- _Records_:

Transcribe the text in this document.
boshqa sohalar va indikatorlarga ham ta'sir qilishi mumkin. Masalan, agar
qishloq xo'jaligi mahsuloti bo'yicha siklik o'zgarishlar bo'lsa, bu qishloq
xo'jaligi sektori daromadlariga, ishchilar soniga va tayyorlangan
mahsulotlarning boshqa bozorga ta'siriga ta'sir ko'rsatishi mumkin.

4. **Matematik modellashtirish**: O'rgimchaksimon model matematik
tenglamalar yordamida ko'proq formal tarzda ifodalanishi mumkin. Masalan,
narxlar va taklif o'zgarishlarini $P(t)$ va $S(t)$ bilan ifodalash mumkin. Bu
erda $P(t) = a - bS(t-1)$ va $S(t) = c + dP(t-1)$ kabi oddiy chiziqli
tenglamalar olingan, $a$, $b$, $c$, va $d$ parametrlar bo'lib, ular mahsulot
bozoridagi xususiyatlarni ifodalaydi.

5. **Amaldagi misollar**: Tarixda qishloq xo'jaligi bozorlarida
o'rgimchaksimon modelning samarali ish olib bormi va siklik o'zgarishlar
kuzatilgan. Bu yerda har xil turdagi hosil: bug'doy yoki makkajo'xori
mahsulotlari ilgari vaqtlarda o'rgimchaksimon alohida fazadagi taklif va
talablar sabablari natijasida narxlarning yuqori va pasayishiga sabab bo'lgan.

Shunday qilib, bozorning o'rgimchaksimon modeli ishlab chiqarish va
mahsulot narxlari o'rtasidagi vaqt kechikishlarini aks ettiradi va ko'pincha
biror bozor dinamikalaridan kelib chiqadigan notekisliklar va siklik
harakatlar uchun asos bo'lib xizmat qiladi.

- _Requirement_:
Pull out all lines from the entries above that include the word "boshqa".

- _In response_:
boshqa sohalar va indikatorlarga ham ta'sir qilishi mumkin. Masalan, agar
mahsulotlarning boshqa bozorga ta'siriga ta'sir ko'rsatishi mumkin.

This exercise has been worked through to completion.